* [SHORT TASK]
Select the lines of the records containing the word "JSON" and list them.

Records from a collection of figures
****

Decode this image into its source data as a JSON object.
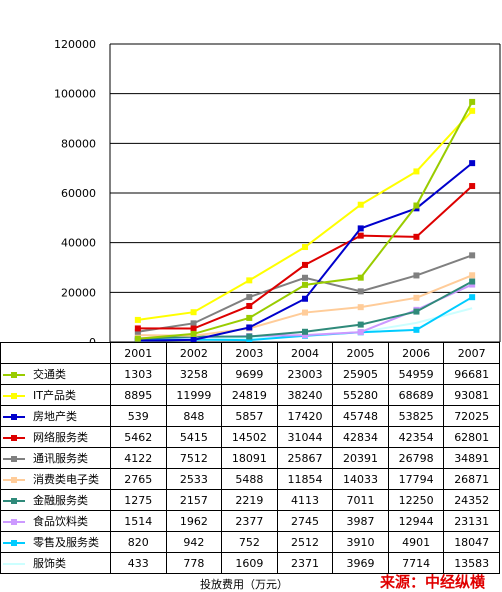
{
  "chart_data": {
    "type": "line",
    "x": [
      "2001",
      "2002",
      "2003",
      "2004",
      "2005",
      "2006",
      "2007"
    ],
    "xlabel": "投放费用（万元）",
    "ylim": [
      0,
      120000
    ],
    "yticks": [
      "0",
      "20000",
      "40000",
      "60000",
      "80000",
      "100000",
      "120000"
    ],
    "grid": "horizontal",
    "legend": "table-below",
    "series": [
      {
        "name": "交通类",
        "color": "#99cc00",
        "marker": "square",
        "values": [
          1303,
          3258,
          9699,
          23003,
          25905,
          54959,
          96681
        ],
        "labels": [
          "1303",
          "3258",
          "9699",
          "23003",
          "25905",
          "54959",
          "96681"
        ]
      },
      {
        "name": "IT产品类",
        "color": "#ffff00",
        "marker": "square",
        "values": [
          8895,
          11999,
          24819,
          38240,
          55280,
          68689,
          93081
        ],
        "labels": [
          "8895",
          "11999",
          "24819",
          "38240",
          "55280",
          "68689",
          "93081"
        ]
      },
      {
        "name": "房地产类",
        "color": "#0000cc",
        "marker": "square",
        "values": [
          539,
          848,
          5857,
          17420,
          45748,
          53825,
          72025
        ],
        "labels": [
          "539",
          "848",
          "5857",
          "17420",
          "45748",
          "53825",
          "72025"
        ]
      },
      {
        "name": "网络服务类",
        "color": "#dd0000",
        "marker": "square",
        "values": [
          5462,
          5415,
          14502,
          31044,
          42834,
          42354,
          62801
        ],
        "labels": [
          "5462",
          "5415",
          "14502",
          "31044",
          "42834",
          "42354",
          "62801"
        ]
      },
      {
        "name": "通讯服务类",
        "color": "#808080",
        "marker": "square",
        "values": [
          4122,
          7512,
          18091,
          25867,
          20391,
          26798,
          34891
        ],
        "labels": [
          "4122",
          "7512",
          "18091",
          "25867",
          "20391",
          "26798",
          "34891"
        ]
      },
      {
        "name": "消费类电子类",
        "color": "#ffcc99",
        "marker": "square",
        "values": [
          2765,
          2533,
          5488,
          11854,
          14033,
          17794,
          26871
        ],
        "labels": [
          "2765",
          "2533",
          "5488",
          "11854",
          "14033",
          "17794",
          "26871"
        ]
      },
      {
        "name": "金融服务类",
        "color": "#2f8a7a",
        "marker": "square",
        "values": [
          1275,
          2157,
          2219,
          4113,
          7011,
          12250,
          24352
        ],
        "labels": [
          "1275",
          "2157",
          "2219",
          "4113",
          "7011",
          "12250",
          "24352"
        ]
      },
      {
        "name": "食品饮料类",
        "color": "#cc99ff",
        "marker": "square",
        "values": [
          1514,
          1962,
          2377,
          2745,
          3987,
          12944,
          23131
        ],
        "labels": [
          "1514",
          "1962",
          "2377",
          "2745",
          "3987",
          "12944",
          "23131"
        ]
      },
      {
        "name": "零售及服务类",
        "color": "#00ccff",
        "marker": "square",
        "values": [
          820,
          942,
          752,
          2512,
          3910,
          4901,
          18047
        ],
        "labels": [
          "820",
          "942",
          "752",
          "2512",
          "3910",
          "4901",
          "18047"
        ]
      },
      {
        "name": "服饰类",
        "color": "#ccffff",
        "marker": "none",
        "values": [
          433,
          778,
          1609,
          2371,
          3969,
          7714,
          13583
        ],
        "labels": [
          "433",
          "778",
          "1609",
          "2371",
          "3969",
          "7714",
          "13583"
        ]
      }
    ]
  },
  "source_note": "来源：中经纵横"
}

****

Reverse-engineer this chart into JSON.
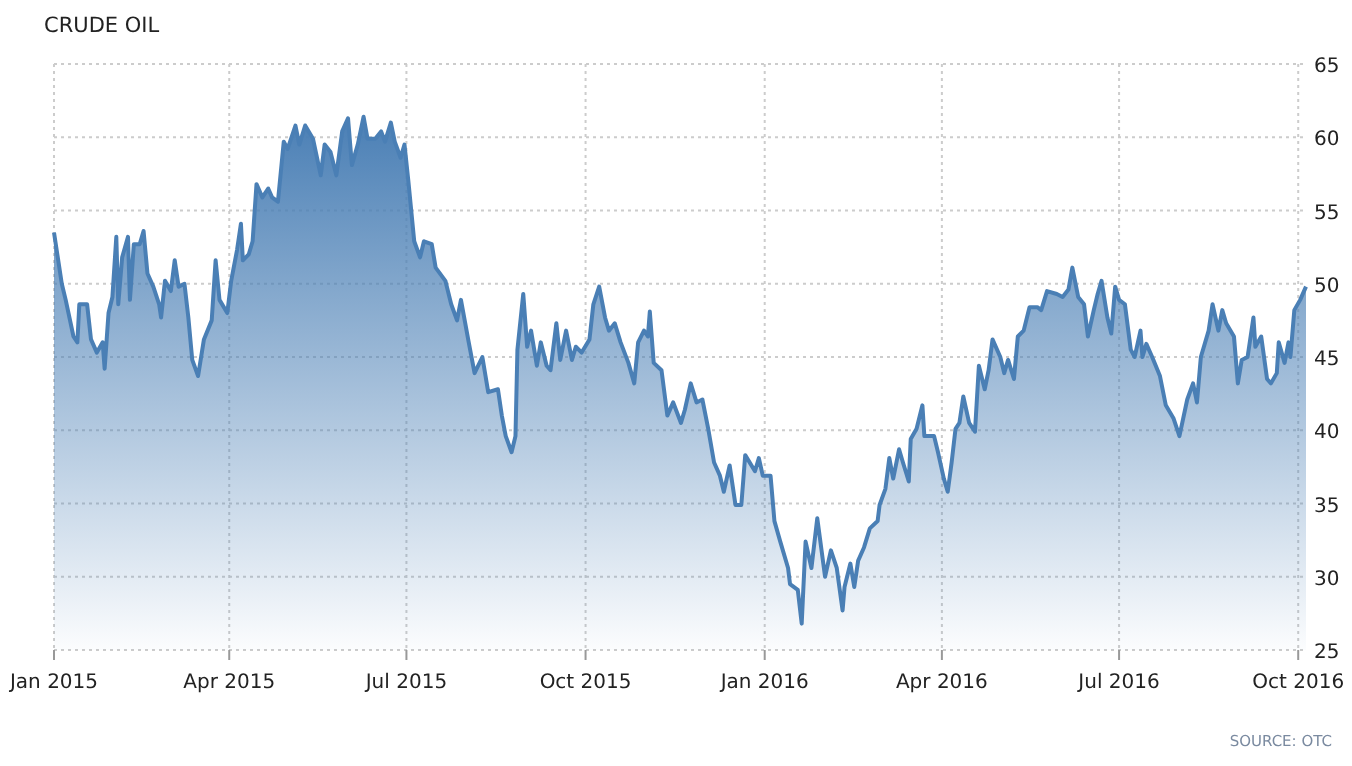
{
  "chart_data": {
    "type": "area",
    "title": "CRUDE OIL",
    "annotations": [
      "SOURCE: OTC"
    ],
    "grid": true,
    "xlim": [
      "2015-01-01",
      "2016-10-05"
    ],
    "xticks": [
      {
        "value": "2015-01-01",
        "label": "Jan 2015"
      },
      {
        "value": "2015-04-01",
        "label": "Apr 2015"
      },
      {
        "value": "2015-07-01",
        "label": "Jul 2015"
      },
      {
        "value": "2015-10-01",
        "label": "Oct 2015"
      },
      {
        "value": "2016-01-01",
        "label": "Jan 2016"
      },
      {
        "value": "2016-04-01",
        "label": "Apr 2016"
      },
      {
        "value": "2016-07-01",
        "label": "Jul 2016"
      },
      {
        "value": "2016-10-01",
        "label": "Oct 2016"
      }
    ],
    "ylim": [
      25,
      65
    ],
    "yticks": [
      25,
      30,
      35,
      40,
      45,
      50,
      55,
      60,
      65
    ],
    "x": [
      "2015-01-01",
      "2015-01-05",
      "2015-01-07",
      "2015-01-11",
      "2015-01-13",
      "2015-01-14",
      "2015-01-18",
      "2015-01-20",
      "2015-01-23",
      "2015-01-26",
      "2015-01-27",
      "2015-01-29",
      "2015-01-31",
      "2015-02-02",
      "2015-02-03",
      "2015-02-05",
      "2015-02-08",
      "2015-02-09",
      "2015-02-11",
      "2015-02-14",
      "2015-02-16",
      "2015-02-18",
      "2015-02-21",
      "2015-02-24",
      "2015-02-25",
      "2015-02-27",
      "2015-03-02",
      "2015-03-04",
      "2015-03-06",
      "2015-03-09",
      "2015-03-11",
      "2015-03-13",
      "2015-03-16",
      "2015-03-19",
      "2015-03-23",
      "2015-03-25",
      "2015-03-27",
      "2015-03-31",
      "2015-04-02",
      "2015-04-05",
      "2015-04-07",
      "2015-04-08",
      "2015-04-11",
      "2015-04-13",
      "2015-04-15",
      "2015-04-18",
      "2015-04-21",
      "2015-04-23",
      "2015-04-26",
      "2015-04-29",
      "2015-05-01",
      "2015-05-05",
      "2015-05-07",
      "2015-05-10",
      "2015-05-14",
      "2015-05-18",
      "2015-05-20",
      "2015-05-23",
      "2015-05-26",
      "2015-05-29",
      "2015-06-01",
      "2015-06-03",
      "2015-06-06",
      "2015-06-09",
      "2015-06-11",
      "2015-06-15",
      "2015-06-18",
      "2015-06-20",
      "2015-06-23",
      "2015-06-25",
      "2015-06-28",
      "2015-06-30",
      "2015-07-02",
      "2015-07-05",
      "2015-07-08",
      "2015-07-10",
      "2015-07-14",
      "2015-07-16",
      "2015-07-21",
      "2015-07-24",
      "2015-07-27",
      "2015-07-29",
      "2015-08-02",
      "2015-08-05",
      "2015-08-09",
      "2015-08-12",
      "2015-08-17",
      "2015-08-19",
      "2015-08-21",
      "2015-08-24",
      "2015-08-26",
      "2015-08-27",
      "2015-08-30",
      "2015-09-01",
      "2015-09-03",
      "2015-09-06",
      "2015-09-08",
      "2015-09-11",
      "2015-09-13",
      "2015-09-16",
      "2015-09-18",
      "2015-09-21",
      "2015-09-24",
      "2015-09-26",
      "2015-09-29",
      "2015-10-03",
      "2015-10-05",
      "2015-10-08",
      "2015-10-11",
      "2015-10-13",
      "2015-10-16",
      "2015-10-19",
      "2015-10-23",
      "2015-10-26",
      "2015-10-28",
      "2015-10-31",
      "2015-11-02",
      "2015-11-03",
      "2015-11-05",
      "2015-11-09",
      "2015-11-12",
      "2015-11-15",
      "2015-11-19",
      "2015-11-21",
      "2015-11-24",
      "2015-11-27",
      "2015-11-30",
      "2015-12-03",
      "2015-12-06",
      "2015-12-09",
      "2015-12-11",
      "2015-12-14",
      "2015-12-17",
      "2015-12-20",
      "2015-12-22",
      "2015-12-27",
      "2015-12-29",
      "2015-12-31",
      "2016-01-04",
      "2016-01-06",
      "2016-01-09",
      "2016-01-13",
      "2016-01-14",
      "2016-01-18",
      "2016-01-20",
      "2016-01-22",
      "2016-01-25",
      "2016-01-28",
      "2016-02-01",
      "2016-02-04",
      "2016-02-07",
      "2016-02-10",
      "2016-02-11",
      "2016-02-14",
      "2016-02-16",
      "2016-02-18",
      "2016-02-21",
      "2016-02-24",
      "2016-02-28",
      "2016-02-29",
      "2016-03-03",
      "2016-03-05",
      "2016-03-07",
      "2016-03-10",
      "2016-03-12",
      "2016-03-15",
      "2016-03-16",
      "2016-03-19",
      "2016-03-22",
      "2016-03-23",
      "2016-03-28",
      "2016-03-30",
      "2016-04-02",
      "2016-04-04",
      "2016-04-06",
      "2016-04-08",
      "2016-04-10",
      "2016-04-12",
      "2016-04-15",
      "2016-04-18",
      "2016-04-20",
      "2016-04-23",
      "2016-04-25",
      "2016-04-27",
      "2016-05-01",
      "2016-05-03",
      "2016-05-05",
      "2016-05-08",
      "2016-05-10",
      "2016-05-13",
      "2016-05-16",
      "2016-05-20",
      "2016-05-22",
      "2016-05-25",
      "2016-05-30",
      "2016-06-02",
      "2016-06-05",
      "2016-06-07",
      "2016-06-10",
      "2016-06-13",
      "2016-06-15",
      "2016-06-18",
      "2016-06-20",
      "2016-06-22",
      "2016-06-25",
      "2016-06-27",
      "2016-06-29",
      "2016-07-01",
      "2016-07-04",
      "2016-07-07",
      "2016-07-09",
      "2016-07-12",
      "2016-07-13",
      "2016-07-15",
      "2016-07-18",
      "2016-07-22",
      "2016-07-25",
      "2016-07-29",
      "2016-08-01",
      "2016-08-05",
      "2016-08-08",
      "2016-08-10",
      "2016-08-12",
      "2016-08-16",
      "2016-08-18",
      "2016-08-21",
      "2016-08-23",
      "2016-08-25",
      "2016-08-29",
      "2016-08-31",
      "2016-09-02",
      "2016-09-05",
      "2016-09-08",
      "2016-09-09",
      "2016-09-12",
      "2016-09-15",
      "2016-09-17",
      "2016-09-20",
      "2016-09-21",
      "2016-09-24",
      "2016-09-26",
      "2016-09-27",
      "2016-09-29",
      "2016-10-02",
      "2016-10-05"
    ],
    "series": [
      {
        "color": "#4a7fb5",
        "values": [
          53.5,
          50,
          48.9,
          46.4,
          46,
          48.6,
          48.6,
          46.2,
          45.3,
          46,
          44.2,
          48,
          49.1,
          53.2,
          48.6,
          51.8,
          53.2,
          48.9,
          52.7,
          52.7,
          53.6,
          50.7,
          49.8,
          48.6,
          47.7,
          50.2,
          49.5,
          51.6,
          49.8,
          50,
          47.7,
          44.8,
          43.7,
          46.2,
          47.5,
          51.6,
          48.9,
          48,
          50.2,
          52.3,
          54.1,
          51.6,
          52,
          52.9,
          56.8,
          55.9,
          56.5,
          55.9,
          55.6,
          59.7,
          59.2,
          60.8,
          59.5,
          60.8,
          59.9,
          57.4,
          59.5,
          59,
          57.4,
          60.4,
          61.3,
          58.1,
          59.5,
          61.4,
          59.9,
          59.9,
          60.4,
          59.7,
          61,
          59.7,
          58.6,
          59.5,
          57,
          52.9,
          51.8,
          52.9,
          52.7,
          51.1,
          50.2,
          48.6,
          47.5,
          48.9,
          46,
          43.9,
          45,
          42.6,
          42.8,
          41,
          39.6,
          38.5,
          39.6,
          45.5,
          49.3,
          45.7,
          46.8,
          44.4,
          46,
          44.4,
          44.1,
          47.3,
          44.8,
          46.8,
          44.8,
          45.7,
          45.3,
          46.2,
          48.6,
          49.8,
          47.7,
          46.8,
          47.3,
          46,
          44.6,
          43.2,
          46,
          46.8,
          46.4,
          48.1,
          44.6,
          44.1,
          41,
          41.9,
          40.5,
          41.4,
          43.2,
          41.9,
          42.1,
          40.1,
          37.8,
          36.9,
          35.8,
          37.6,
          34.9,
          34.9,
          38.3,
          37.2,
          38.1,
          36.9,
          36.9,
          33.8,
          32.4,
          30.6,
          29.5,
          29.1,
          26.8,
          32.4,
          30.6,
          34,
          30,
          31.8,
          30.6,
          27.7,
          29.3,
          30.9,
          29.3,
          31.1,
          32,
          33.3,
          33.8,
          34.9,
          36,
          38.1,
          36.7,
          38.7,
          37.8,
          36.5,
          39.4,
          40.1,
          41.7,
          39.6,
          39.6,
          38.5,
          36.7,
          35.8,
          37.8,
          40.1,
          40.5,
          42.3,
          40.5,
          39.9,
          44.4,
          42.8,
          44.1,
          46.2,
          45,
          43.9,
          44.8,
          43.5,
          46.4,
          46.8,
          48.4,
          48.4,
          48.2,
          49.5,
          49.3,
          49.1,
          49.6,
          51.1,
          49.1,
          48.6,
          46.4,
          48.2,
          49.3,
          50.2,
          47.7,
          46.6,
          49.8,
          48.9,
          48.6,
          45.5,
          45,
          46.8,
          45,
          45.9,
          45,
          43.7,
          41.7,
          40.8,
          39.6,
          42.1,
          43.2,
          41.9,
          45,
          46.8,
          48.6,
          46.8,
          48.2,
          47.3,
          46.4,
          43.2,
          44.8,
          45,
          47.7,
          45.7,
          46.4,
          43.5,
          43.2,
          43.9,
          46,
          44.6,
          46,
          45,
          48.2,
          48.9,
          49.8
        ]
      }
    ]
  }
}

****

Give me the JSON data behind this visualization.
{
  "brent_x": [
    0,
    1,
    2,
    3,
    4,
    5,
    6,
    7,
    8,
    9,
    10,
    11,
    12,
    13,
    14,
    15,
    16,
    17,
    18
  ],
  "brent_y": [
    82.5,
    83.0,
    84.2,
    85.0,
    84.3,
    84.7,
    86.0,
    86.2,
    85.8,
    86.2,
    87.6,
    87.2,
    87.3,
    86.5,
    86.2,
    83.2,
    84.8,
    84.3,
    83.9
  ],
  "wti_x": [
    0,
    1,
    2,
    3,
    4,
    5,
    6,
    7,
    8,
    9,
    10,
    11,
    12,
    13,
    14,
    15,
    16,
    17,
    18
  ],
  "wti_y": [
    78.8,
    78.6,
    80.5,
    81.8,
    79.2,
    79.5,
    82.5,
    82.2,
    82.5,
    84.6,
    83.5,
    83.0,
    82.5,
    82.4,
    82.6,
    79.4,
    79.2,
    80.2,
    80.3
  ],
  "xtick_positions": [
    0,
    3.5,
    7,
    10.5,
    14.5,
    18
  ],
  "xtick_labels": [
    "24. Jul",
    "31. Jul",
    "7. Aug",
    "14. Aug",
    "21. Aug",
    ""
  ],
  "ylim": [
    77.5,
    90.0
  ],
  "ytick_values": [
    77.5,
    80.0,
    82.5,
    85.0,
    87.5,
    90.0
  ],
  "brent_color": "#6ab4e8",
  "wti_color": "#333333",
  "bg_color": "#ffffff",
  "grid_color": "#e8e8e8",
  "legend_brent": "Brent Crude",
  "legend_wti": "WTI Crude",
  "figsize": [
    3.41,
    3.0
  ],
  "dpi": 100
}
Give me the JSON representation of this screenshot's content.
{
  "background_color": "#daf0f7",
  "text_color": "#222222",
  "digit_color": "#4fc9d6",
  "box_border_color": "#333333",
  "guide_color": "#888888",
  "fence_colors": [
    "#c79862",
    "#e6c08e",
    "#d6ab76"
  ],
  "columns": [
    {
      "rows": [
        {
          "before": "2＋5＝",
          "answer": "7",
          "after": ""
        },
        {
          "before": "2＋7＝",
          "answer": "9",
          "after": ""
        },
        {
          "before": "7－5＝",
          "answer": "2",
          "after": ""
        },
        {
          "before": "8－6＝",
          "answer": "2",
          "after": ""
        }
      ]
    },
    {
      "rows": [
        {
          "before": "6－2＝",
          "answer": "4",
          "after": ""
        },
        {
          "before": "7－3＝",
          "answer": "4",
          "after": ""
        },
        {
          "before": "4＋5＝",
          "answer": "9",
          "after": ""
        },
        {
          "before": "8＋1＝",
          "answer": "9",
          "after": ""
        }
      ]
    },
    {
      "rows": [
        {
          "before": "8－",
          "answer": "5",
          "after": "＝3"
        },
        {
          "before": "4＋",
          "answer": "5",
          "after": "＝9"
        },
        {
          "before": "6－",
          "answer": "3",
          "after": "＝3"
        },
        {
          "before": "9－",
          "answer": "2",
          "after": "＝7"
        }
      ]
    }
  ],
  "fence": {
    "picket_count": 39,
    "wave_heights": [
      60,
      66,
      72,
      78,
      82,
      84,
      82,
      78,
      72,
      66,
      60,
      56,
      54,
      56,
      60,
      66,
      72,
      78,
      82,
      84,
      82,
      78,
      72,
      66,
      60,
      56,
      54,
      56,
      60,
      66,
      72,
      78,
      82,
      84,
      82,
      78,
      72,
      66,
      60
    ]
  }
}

****

* [WRITTEN ANSWER]
Decode this image into its source data as a JSON object.
Reverse-engineer this chart into JSON.
Give me the JSON data behind this visualization.
Give me the JSON representation of this screenshot's content.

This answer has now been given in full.